— Start —

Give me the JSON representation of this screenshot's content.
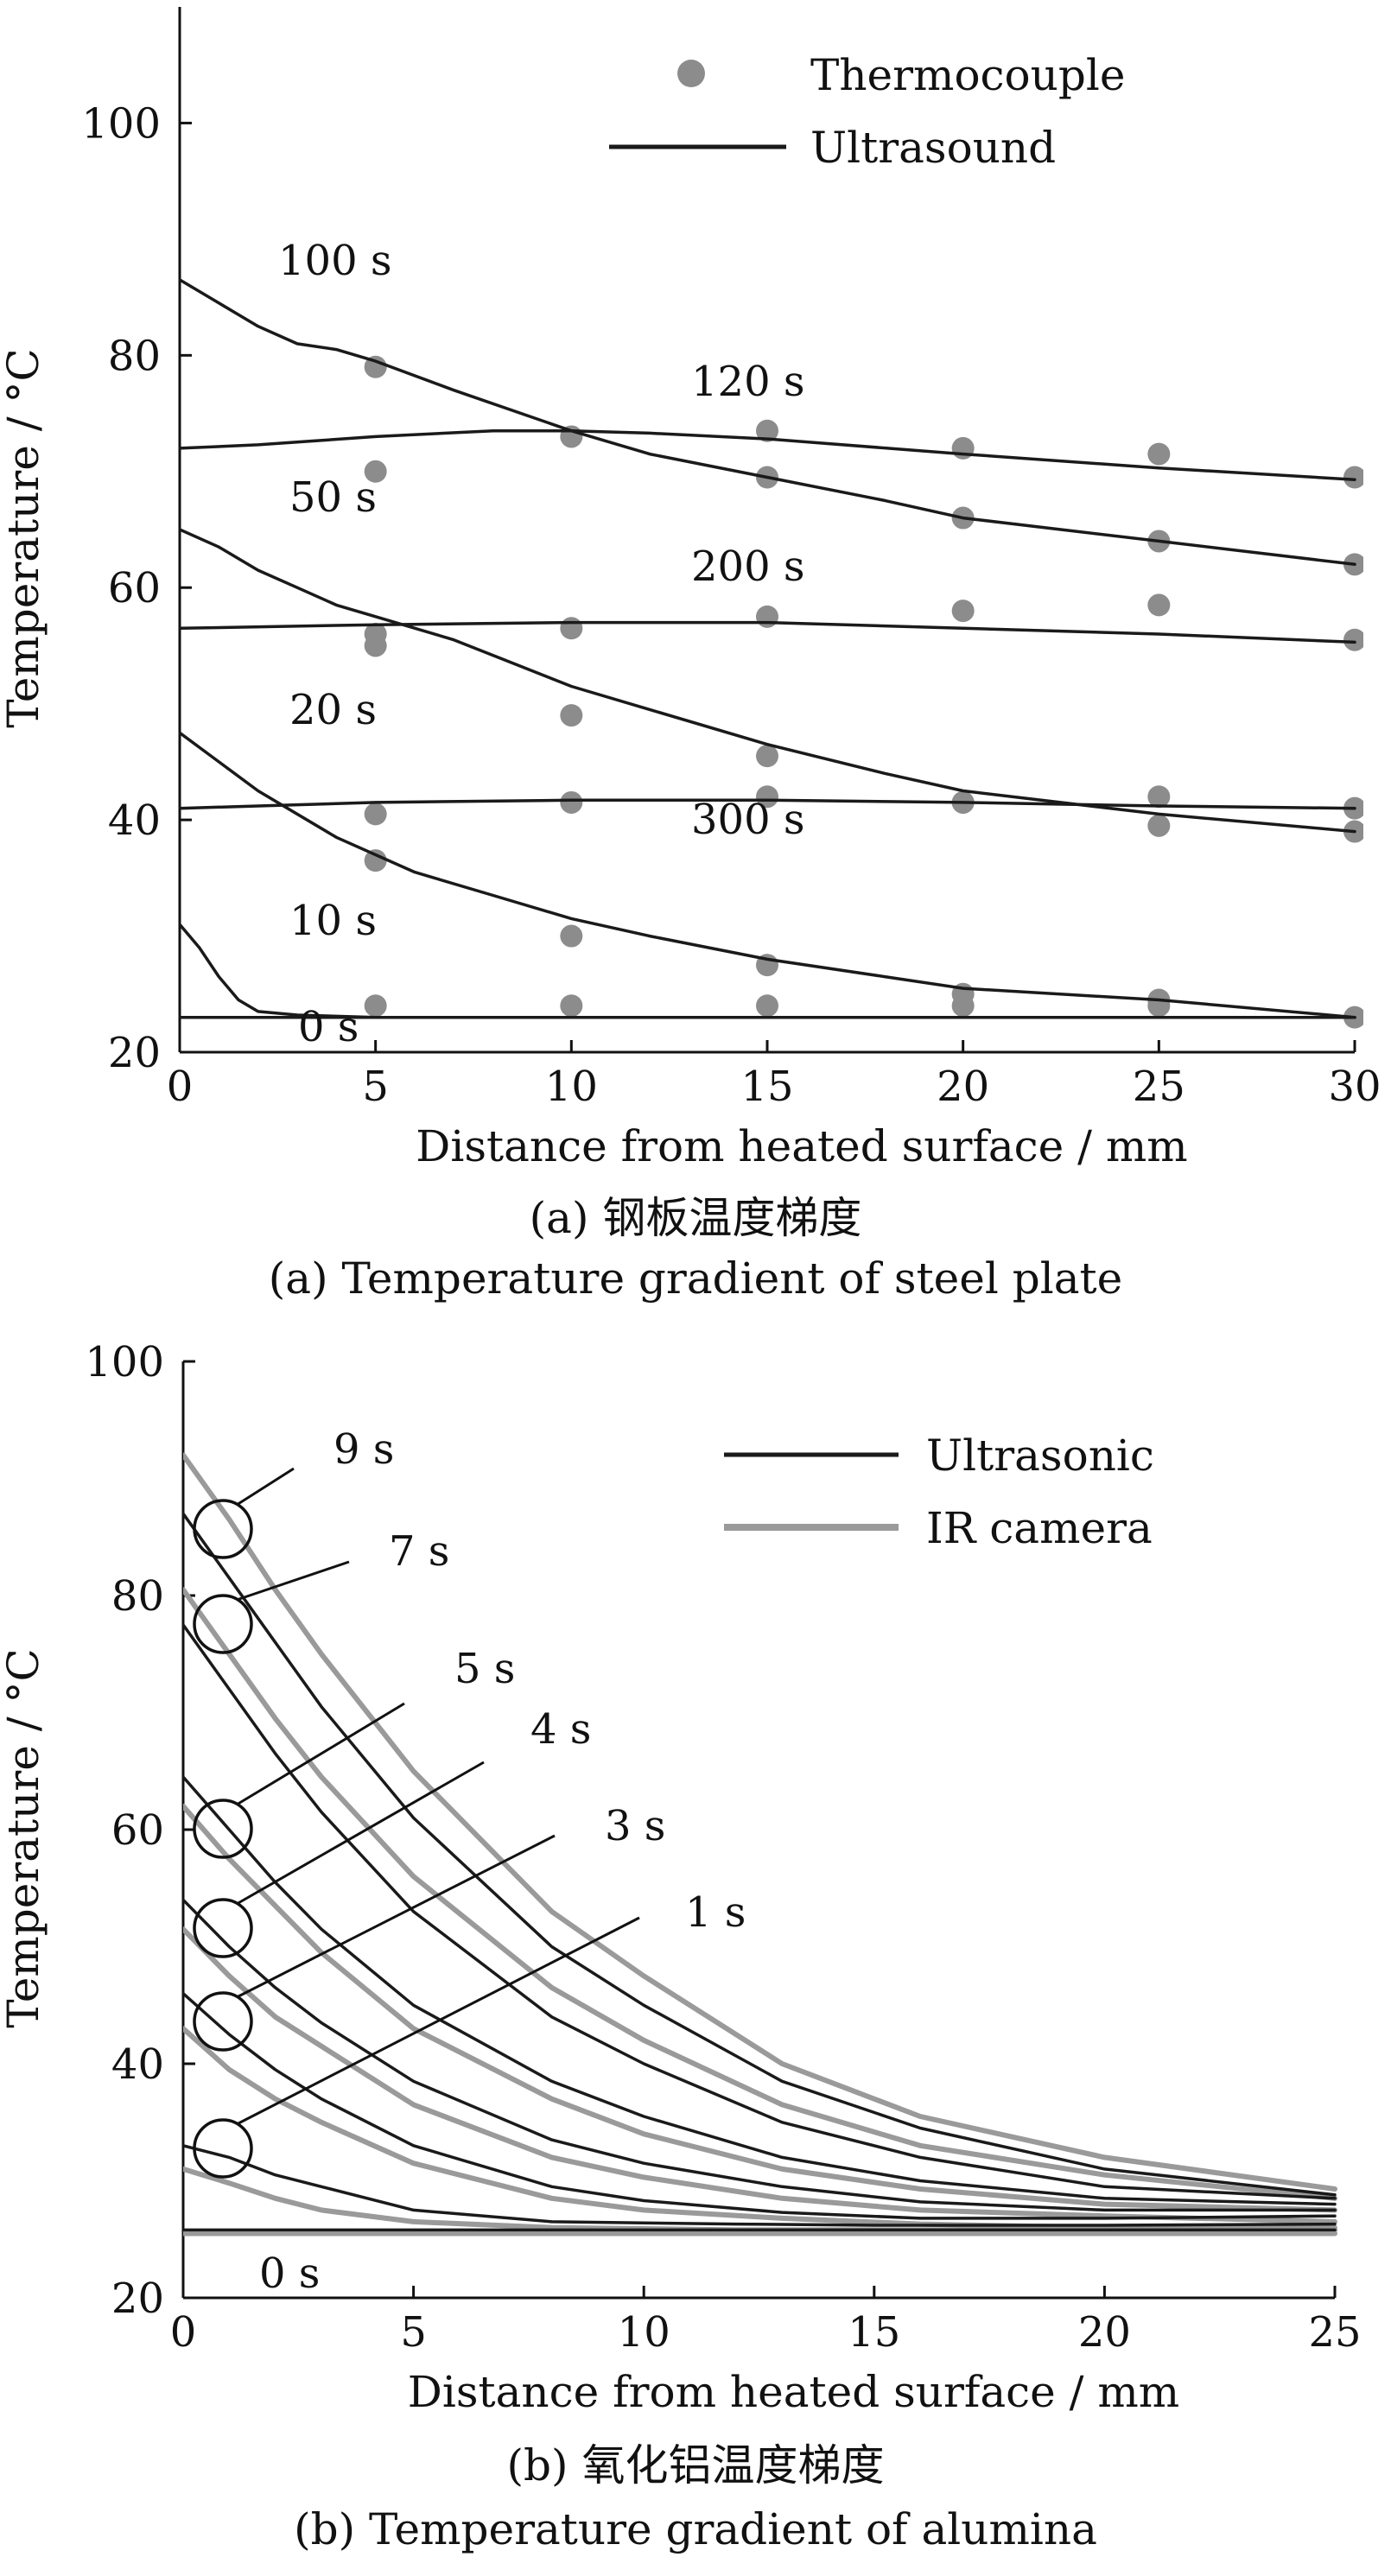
{
  "figure": {
    "captions": [
      "(a) 钢板温度梯度",
      "(a) Temperature gradient of steel plate",
      "(b) 氧化铝温度梯度",
      "(b) Temperature gradient of alumina"
    ]
  },
  "chart_data": [
    {
      "type": "line",
      "xlabel": "Distance from heated surface / mm",
      "ylabel": "Temperature / °C",
      "xlim": [
        0,
        30
      ],
      "ylim": [
        20,
        110
      ],
      "xticks": [
        0,
        5,
        10,
        15,
        20,
        25,
        30
      ],
      "yticks": [
        20,
        40,
        60,
        80,
        100
      ],
      "grid": false,
      "legend": {
        "position": "top-right",
        "entries": [
          {
            "name": "Thermocouple",
            "style": "marker",
            "color": "#8c8c8c"
          },
          {
            "name": "Ultrasound",
            "style": "line",
            "color": "#1a1a1a"
          }
        ]
      },
      "series": [
        {
          "label": "0 s",
          "method": "Ultrasound",
          "x": [
            0,
            5,
            10,
            15,
            20,
            25,
            30
          ],
          "y": [
            23,
            23,
            23,
            23,
            23,
            23,
            23
          ]
        },
        {
          "label": "10 s",
          "method": "Ultrasound",
          "x": [
            0,
            0.5,
            1,
            1.5,
            2,
            3,
            5,
            10,
            20,
            30
          ],
          "y": [
            31,
            29,
            26.5,
            24.5,
            23.5,
            23.2,
            23,
            23,
            23,
            23
          ]
        },
        {
          "label": "20 s",
          "method": "Ultrasound",
          "x": [
            0,
            2,
            4,
            6,
            8,
            10,
            12,
            15,
            18,
            20,
            25,
            30
          ],
          "y": [
            47.5,
            42.5,
            38.5,
            35.5,
            33.5,
            31.5,
            30,
            28,
            26.5,
            25.5,
            24.5,
            23
          ]
        },
        {
          "label": "50 s",
          "method": "Ultrasound",
          "x": [
            0,
            1,
            2,
            3,
            4,
            5,
            7,
            10,
            12,
            15,
            18,
            20,
            25,
            30
          ],
          "y": [
            65,
            63.5,
            61.5,
            60,
            58.5,
            57.5,
            55.5,
            51.5,
            49.5,
            46.5,
            44,
            42.5,
            40.5,
            39
          ]
        },
        {
          "label": "100 s",
          "method": "Ultrasound",
          "x": [
            0,
            1,
            2,
            3,
            4,
            5,
            7,
            10,
            12,
            15,
            18,
            20,
            25,
            30
          ],
          "y": [
            86.5,
            84.5,
            82.5,
            81,
            80.5,
            79.5,
            77,
            73.5,
            71.5,
            69.5,
            67.5,
            66,
            64,
            62
          ]
        },
        {
          "label": "120 s",
          "method": "Ultrasound",
          "x": [
            0,
            2,
            5,
            8,
            10,
            12,
            15,
            20,
            25,
            30
          ],
          "y": [
            72,
            72.3,
            73,
            73.5,
            73.5,
            73.3,
            72.8,
            71.5,
            70.3,
            69.3
          ]
        },
        {
          "label": "200 s",
          "method": "Ultrasound",
          "x": [
            0,
            5,
            10,
            15,
            20,
            25,
            30
          ],
          "y": [
            56.5,
            56.8,
            57,
            57,
            56.5,
            56,
            55.3
          ]
        },
        {
          "label": "300 s",
          "method": "Ultrasound",
          "x": [
            0,
            2,
            5,
            10,
            15,
            20,
            25,
            30
          ],
          "y": [
            41,
            41.2,
            41.5,
            41.7,
            41.7,
            41.5,
            41.2,
            41
          ]
        }
      ],
      "thermocouple_points": [
        {
          "x": 5,
          "y": 79
        },
        {
          "x": 10,
          "y": 73
        },
        {
          "x": 15,
          "y": 69.5
        },
        {
          "x": 20,
          "y": 66
        },
        {
          "x": 25,
          "y": 64
        },
        {
          "x": 30,
          "y": 62
        },
        {
          "x": 5,
          "y": 70
        },
        {
          "x": 15,
          "y": 73.5
        },
        {
          "x": 20,
          "y": 72
        },
        {
          "x": 25,
          "y": 71.5
        },
        {
          "x": 30,
          "y": 69.5
        },
        {
          "x": 5,
          "y": 55
        },
        {
          "x": 5,
          "y": 56
        },
        {
          "x": 10,
          "y": 56.5
        },
        {
          "x": 15,
          "y": 57.5
        },
        {
          "x": 20,
          "y": 58
        },
        {
          "x": 25,
          "y": 58.5
        },
        {
          "x": 30,
          "y": 55.5
        },
        {
          "x": 10,
          "y": 49
        },
        {
          "x": 15,
          "y": 45.5
        },
        {
          "x": 20,
          "y": 41.5
        },
        {
          "x": 25,
          "y": 39.5
        },
        {
          "x": 30,
          "y": 39
        },
        {
          "x": 5,
          "y": 40.5
        },
        {
          "x": 10,
          "y": 41.5
        },
        {
          "x": 15,
          "y": 42
        },
        {
          "x": 20,
          "y": 41.5
        },
        {
          "x": 25,
          "y": 42
        },
        {
          "x": 30,
          "y": 41
        },
        {
          "x": 5,
          "y": 36.5
        },
        {
          "x": 10,
          "y": 30
        },
        {
          "x": 15,
          "y": 27.5
        },
        {
          "x": 20,
          "y": 25
        },
        {
          "x": 25,
          "y": 24.5
        },
        {
          "x": 30,
          "y": 23
        },
        {
          "x": 5,
          "y": 24
        },
        {
          "x": 10,
          "y": 24
        },
        {
          "x": 15,
          "y": 24
        },
        {
          "x": 20,
          "y": 24
        },
        {
          "x": 25,
          "y": 24
        }
      ]
    },
    {
      "type": "line",
      "xlabel": "Distance from heated surface / mm",
      "ylabel": "Temperature / °C",
      "xlim": [
        0,
        25
      ],
      "ylim": [
        20,
        100
      ],
      "xticks": [
        0,
        5,
        10,
        15,
        20,
        25
      ],
      "yticks": [
        20,
        40,
        60,
        80,
        100
      ],
      "grid": false,
      "legend": {
        "position": "top-right",
        "entries": [
          {
            "name": "Ultrasonic",
            "style": "line",
            "color": "#1a1a1a"
          },
          {
            "name": "IR camera",
            "style": "line",
            "color": "#9a9a9a"
          }
        ]
      },
      "series": [
        {
          "label": "0 s",
          "method": "IR camera",
          "x": [
            0,
            5,
            10,
            15,
            20,
            25
          ],
          "y": [
            25.5,
            25.5,
            25.5,
            25.5,
            25.5,
            25.5
          ]
        },
        {
          "label": "0 s",
          "method": "Ultrasonic",
          "x": [
            0,
            5,
            10,
            15,
            20,
            25
          ],
          "y": [
            25.8,
            25.8,
            25.8,
            25.8,
            25.8,
            25.8
          ]
        },
        {
          "label": "1 s",
          "method": "Ultrasonic",
          "x": [
            0,
            1,
            2,
            3,
            5,
            8,
            12,
            15,
            20,
            25
          ],
          "y": [
            33,
            32,
            30.5,
            29.5,
            27.5,
            26.5,
            26.3,
            26.2,
            26.2,
            26.3
          ]
        },
        {
          "label": "1 s",
          "method": "IR camera",
          "x": [
            0,
            1,
            2,
            3,
            5,
            8,
            12,
            15,
            20,
            25
          ],
          "y": [
            31,
            29.8,
            28.5,
            27.5,
            26.5,
            26,
            25.8,
            25.8,
            25.8,
            25.8
          ]
        },
        {
          "label": "3 s",
          "method": "Ultrasonic",
          "x": [
            0,
            1,
            2,
            3,
            5,
            8,
            10,
            13,
            16,
            20,
            25
          ],
          "y": [
            46,
            42.5,
            39.5,
            37,
            33,
            29.5,
            28.3,
            27.3,
            26.8,
            26.8,
            27
          ]
        },
        {
          "label": "3 s",
          "method": "IR camera",
          "x": [
            0,
            1,
            2,
            3,
            5,
            8,
            10,
            13,
            16,
            20,
            25
          ],
          "y": [
            43,
            39.5,
            37,
            35,
            31.5,
            28.5,
            27.5,
            26.8,
            26.3,
            26,
            26
          ]
        },
        {
          "label": "4 s",
          "method": "Ultrasonic",
          "x": [
            0,
            1,
            2,
            3,
            5,
            8,
            10,
            13,
            16,
            20,
            25
          ],
          "y": [
            54,
            50,
            46.5,
            43.5,
            38.5,
            33.5,
            31.5,
            29.5,
            28.2,
            27.5,
            27.5
          ]
        },
        {
          "label": "4 s",
          "method": "IR camera",
          "x": [
            0,
            1,
            2,
            3,
            5,
            8,
            10,
            13,
            16,
            20,
            25
          ],
          "y": [
            51.5,
            47.5,
            44,
            41.5,
            36.5,
            32,
            30.3,
            28.5,
            27.5,
            27,
            26.5
          ]
        },
        {
          "label": "5 s",
          "method": "Ultrasonic",
          "x": [
            0,
            1,
            2,
            3,
            5,
            8,
            10,
            13,
            16,
            20,
            25
          ],
          "y": [
            64.5,
            60,
            55.5,
            51.5,
            45,
            38.5,
            35.5,
            32,
            30,
            28.5,
            28
          ]
        },
        {
          "label": "5 s",
          "method": "IR camera",
          "x": [
            0,
            1,
            2,
            3,
            5,
            8,
            10,
            13,
            16,
            20,
            25
          ],
          "y": [
            62,
            57.5,
            53.5,
            49.5,
            43,
            37,
            34,
            31,
            29.3,
            28,
            27.5
          ]
        },
        {
          "label": "7 s",
          "method": "Ultrasonic",
          "x": [
            0,
            1,
            2,
            3,
            5,
            8,
            10,
            13,
            16,
            20,
            25
          ],
          "y": [
            77.5,
            72,
            66.5,
            61.5,
            53,
            44,
            40,
            35,
            32,
            29.5,
            28.5
          ]
        },
        {
          "label": "7 s",
          "method": "IR camera",
          "x": [
            0,
            1,
            2,
            3,
            5,
            8,
            10,
            13,
            16,
            20,
            25
          ],
          "y": [
            80.5,
            75,
            69.5,
            64.5,
            56,
            46.5,
            42,
            36.5,
            33,
            30.5,
            28.5
          ]
        },
        {
          "label": "9 s",
          "method": "Ultrasonic",
          "x": [
            0,
            1,
            2,
            3,
            5,
            8,
            10,
            13,
            16,
            20,
            25
          ],
          "y": [
            87,
            81.5,
            76,
            70.5,
            61,
            50,
            45,
            38.5,
            34.5,
            31,
            28.8
          ]
        },
        {
          "label": "9 s",
          "method": "IR camera",
          "x": [
            0,
            1,
            2,
            3,
            5,
            8,
            10,
            13,
            16,
            20,
            25
          ],
          "y": [
            92,
            86.5,
            80.5,
            75,
            65,
            53,
            47.5,
            40,
            35.5,
            32,
            29.3
          ]
        }
      ]
    }
  ]
}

— End —

#### [Written instruction]
Give the count of lines in the listing that hold the word "Temperature", with no other text.

#### [Answer]
4